**WRITTEN REQUEST**
State how many lines of the records contain the string "care", and give no other information.

**MATERIAL**
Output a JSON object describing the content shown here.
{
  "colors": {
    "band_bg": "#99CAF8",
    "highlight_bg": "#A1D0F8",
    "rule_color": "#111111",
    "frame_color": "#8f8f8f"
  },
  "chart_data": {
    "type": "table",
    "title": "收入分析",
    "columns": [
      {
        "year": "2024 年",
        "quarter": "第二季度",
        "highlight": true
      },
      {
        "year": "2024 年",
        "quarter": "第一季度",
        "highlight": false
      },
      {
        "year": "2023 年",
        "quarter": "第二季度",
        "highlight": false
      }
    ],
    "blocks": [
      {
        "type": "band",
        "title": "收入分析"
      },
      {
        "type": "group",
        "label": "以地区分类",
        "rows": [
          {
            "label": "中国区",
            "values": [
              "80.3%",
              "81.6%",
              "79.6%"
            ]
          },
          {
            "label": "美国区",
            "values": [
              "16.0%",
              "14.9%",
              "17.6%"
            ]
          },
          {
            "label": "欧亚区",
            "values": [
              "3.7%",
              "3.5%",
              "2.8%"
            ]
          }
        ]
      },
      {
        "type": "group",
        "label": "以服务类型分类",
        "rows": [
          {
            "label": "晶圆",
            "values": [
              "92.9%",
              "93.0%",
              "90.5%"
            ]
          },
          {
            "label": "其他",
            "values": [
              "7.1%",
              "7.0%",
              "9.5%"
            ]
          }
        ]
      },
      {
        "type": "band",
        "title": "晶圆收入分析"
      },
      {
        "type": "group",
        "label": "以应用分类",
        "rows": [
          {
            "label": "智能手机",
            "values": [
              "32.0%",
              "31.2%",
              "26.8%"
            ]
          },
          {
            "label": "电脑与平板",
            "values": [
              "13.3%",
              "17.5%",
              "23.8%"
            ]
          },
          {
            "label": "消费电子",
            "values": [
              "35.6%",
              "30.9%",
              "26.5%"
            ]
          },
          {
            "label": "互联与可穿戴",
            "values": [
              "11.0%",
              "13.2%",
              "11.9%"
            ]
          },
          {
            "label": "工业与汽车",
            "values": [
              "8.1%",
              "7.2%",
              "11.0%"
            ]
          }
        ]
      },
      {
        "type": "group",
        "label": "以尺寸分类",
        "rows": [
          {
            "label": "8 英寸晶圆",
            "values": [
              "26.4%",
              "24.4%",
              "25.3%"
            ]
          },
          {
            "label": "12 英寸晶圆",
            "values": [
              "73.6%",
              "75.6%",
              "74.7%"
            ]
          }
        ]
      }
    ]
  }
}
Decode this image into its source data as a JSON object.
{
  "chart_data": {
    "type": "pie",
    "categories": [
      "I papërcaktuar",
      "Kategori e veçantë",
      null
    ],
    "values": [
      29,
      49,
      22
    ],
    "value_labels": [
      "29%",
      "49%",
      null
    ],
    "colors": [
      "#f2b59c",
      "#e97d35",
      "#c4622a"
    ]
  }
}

==

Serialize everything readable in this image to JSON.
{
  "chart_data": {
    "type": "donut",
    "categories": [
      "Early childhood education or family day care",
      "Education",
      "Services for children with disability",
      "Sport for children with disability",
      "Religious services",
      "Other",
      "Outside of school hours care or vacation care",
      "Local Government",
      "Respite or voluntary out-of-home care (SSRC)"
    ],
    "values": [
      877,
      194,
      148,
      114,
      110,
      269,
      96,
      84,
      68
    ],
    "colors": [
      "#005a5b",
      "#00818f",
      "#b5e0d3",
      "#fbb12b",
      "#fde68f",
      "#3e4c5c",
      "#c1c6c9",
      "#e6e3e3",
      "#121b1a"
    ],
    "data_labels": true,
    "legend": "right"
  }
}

**RESPONSE BELOW**
3